Work to do:
Set down the final stretch of the data, from the line that holds "Parse this screenshot: output" through the last line, both included, with pictures left out.
□ □ □ □ □ □ □
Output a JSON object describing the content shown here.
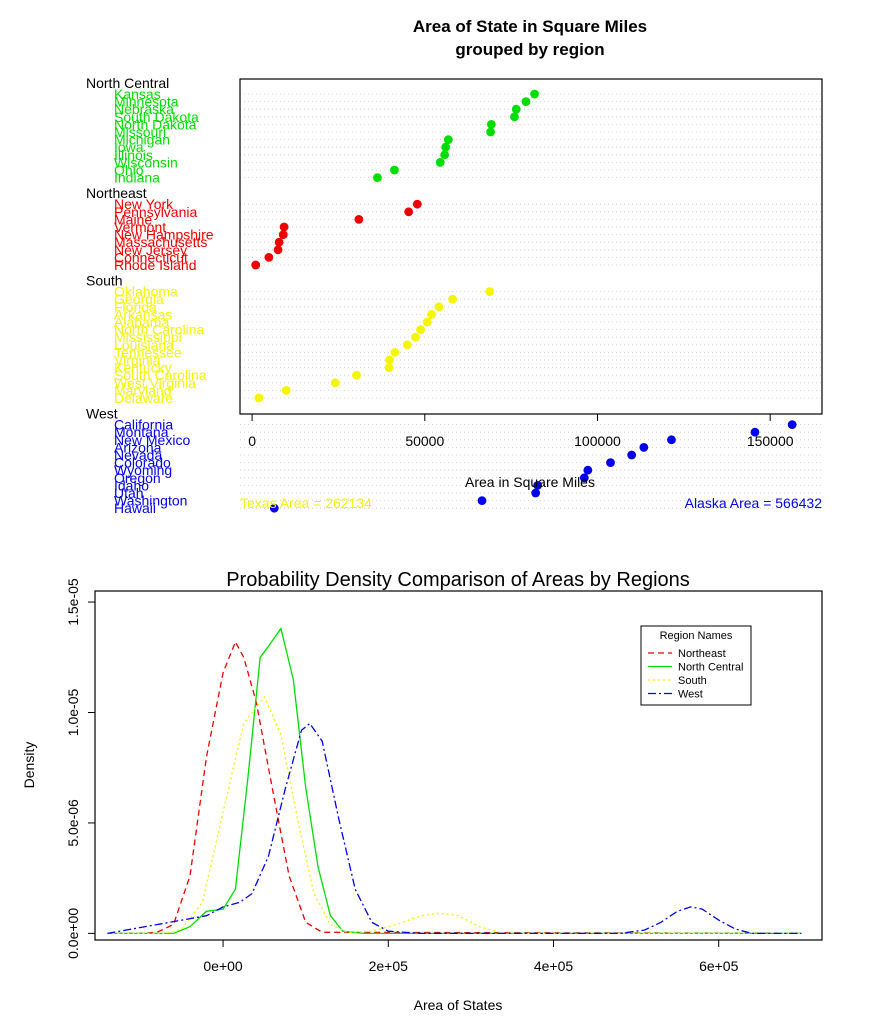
{
  "colors": {
    "North Central": "#00dd00",
    "Northeast": "#ee0000",
    "South": "#f5f500",
    "West": "#0000ee",
    "grid": "#c8c8c8",
    "axis": "#000000"
  },
  "chart_data": [
    {
      "type": "dotchart",
      "title_line1": "Area of State in Square Miles",
      "title_line2": "grouped by region",
      "xlabel": "Area in Square Miles",
      "xlim": [
        -3500,
        165000
      ],
      "xticks": [
        0,
        50000,
        100000,
        150000
      ],
      "xtick_labels": [
        "0",
        "50000",
        "100000",
        "150000"
      ],
      "groups": [
        {
          "name": "North Central",
          "states": [
            {
              "name": "Indiana",
              "value": 36291
            },
            {
              "name": "Ohio",
              "value": 41222
            },
            {
              "name": "Wisconsin",
              "value": 54464
            },
            {
              "name": "Illinois",
              "value": 55748
            },
            {
              "name": "Iowa",
              "value": 56043
            },
            {
              "name": "Michigan",
              "value": 56817
            },
            {
              "name": "Missouri",
              "value": 69046
            },
            {
              "name": "North Dakota",
              "value": 69273
            },
            {
              "name": "South Dakota",
              "value": 75955
            },
            {
              "name": "Nebraska",
              "value": 76483
            },
            {
              "name": "Minnesota",
              "value": 79289
            },
            {
              "name": "Kansas",
              "value": 81787
            }
          ]
        },
        {
          "name": "Northeast",
          "states": [
            {
              "name": "Rhode Island",
              "value": 1049
            },
            {
              "name": "Connecticut",
              "value": 4862
            },
            {
              "name": "New Jersey",
              "value": 7521
            },
            {
              "name": "Massachusetts",
              "value": 7826
            },
            {
              "name": "New Hampshire",
              "value": 9027
            },
            {
              "name": "Vermont",
              "value": 9267
            },
            {
              "name": "Maine",
              "value": 30920
            },
            {
              "name": "Pennsylvania",
              "value": 45333
            },
            {
              "name": "New York",
              "value": 47831
            }
          ]
        },
        {
          "name": "South",
          "states": [
            {
              "name": "Delaware",
              "value": 1982
            },
            {
              "name": "Maryland",
              "value": 9891
            },
            {
              "name": "West Virginia",
              "value": 24070
            },
            {
              "name": "South Carolina",
              "value": 30225
            },
            {
              "name": "Kentucky",
              "value": 39650
            },
            {
              "name": "Virginia",
              "value": 39780
            },
            {
              "name": "Tennessee",
              "value": 41328
            },
            {
              "name": "Louisiana",
              "value": 44930
            },
            {
              "name": "Mississippi",
              "value": 47296
            },
            {
              "name": "North Carolina",
              "value": 48798
            },
            {
              "name": "Alabama",
              "value": 50708
            },
            {
              "name": "Arkansas",
              "value": 51945
            },
            {
              "name": "Florida",
              "value": 54090
            },
            {
              "name": "Georgia",
              "value": 58073
            },
            {
              "name": "Oklahoma",
              "value": 68782
            }
          ]
        },
        {
          "name": "West",
          "states": [
            {
              "name": "Hawaii",
              "value": 6425
            },
            {
              "name": "Washington",
              "value": 66570
            },
            {
              "name": "Idaho",
              "value": 82677
            },
            {
              "name": "Utah",
              "value": 82096
            },
            {
              "name": "Oregon",
              "value": 96184
            },
            {
              "name": "Wyoming",
              "value": 97203
            },
            {
              "name": "Colorado",
              "value": 103766
            },
            {
              "name": "Nevada",
              "value": 109889
            },
            {
              "name": "Arizona",
              "value": 113417
            },
            {
              "name": "New Mexico",
              "value": 121412
            },
            {
              "name": "Montana",
              "value": 145587
            },
            {
              "name": "California",
              "value": 156361
            }
          ]
        }
      ],
      "annotations": [
        {
          "text": "Texas Area = 262134",
          "region": "South"
        },
        {
          "text": "Alaska Area =  566432",
          "region": "West"
        }
      ]
    },
    {
      "type": "line",
      "title": "Probability Density Comparison of Areas by Regions",
      "xlabel": "Area of States",
      "ylabel": "Density",
      "xlim": [
        -155000,
        725000
      ],
      "ylim": [
        -3e-07,
        1.55e-05
      ],
      "xticks": [
        0,
        200000,
        400000,
        600000
      ],
      "xtick_labels": [
        "0e+00",
        "2e+05",
        "4e+05",
        "6e+05"
      ],
      "yticks": [
        0,
        5e-06,
        1e-05,
        1.5e-05
      ],
      "ytick_labels": [
        "0.0e+00",
        "5.0e-06",
        "1.0e-05",
        "1.5e-05"
      ],
      "legend": {
        "title": "Region Names",
        "position": "top-right"
      },
      "series": [
        {
          "name": "Northeast",
          "dash": "6,4",
          "x": [
            -140000,
            -100000,
            -80000,
            -60000,
            -40000,
            -20000,
            0,
            15000,
            25000,
            40000,
            60000,
            80000,
            100000,
            120000,
            700000
          ],
          "y": [
            0,
            0,
            5e-08,
            4e-07,
            2.6e-06,
            8e-06,
            1.18e-05,
            1.32e-05,
            1.25e-05,
            1.05e-05,
            6.5e-06,
            2.6e-06,
            5e-07,
            5e-08,
            0
          ]
        },
        {
          "name": "North Central",
          "dash": "",
          "x": [
            -140000,
            -60000,
            -40000,
            -20000,
            0,
            15000,
            30000,
            45000,
            55000,
            70000,
            85000,
            100000,
            115000,
            130000,
            145000,
            170000,
            700000
          ],
          "y": [
            0,
            0,
            3e-07,
            1e-06,
            1.1e-06,
            2e-06,
            7e-06,
            1.25e-05,
            1.3e-05,
            1.38e-05,
            1.15e-05,
            6.6e-06,
            3e-06,
            8e-07,
            1e-07,
            0,
            0
          ]
        },
        {
          "name": "South",
          "dash": "2,3",
          "x": [
            -140000,
            -70000,
            -50000,
            -25000,
            0,
            25000,
            50000,
            70000,
            90000,
            110000,
            130000,
            150000,
            180000,
            210000,
            240000,
            262000,
            285000,
            310000,
            340000,
            700000
          ],
          "y": [
            0,
            0,
            2e-07,
            1.4e-06,
            5.5e-06,
            9.5e-06,
            1.07e-05,
            9e-06,
            5.2e-06,
            1.8e-06,
            4e-07,
            5e-08,
            1e-07,
            4e-07,
            8e-07,
            9.2e-07,
            8e-07,
            3e-07,
            0,
            0
          ]
        },
        {
          "name": "West",
          "dash": "8,3,2,3",
          "x": [
            -140000,
            -20000,
            0,
            20000,
            35000,
            55000,
            75000,
            95000,
            105000,
            120000,
            140000,
            160000,
            180000,
            200000,
            240000,
            480000,
            510000,
            530000,
            550000,
            566000,
            580000,
            600000,
            620000,
            640000,
            700000
          ],
          "y": [
            0,
            8e-07,
            1.2e-06,
            1.4e-06,
            1.8e-06,
            3.5e-06,
            6.5e-06,
            9.2e-06,
            9.5e-06,
            8.7e-06,
            5.2e-06,
            2e-06,
            5e-07,
            1e-07,
            0,
            0,
            1.5e-07,
            5e-07,
            1e-06,
            1.2e-06,
            1.1e-06,
            6e-07,
            2e-07,
            0,
            0
          ]
        }
      ]
    }
  ]
}
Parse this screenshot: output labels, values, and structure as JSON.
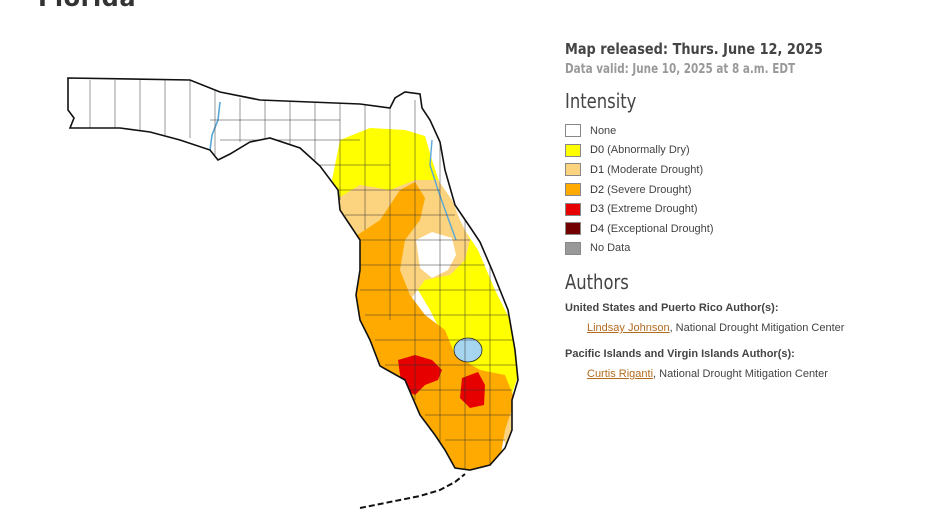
{
  "page": {
    "title": "Florida"
  },
  "info": {
    "released": "Map released: Thurs. June 12, 2025",
    "valid": "Data valid: June 10, 2025 at 8 a.m. EDT"
  },
  "intensity": {
    "heading": "Intensity",
    "items": [
      {
        "code": "",
        "label": "None",
        "color": "#ffffff"
      },
      {
        "code": "D0",
        "label": "(Abnormally Dry)",
        "color": "#ffff00"
      },
      {
        "code": "D1",
        "label": "(Moderate Drought)",
        "color": "#fcd37f"
      },
      {
        "code": "D2",
        "label": "(Severe Drought)",
        "color": "#ffaa00"
      },
      {
        "code": "D3",
        "label": "(Extreme Drought)",
        "color": "#e60000"
      },
      {
        "code": "D4",
        "label": "(Exceptional Drought)",
        "color": "#730000"
      },
      {
        "code": "",
        "label": "No Data",
        "color": "#999999"
      }
    ]
  },
  "authors": {
    "heading": "Authors",
    "groups": [
      {
        "title": "United States and Puerto Rico Author(s):",
        "name": "Lindsay Johnson",
        "org": ", National Drought Mitigation Center"
      },
      {
        "title": "Pacific Islands and Virgin Islands Author(s):",
        "name": "Curtis Riganti",
        "org": ", National Drought Mitigation Center"
      }
    ]
  },
  "map_colors": {
    "none": "#ffffff",
    "d0": "#ffff00",
    "d1": "#fcd37f",
    "d2": "#ffaa00",
    "d3": "#e60000",
    "water": "#a6d5ef"
  }
}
□ □ □ □ □ □ □
Correct answer:
Parse this screenshot: output labels, values, and structure as JSON.
{
  "page": {
    "title": "Florida"
  },
  "info": {
    "released": "Map released: Thurs. June 12, 2025",
    "valid": "Data valid: June 10, 2025 at 8 a.m. EDT"
  },
  "intensity": {
    "heading": "Intensity",
    "items": [
      {
        "code": "",
        "label": "None",
        "color": "#ffffff"
      },
      {
        "code": "D0",
        "label": "(Abnormally Dry)",
        "color": "#ffff00"
      },
      {
        "code": "D1",
        "label": "(Moderate Drought)",
        "color": "#fcd37f"
      },
      {
        "code": "D2",
        "label": "(Severe Drought)",
        "color": "#ffaa00"
      },
      {
        "code": "D3",
        "label": "(Extreme Drought)",
        "color": "#e60000"
      },
      {
        "code": "D4",
        "label": "(Exceptional Drought)",
        "color": "#730000"
      },
      {
        "code": "",
        "label": "No Data",
        "color": "#999999"
      }
    ]
  },
  "authors": {
    "heading": "Authors",
    "groups": [
      {
        "title": "United States and Puerto Rico Author(s):",
        "name": "Lindsay Johnson",
        "org": ", National Drought Mitigation Center"
      },
      {
        "title": "Pacific Islands and Virgin Islands Author(s):",
        "name": "Curtis Riganti",
        "org": ", National Drought Mitigation Center"
      }
    ]
  },
  "map_colors": {
    "none": "#ffffff",
    "d0": "#ffff00",
    "d1": "#fcd37f",
    "d2": "#ffaa00",
    "d3": "#e60000",
    "water": "#a6d5ef"
  }
}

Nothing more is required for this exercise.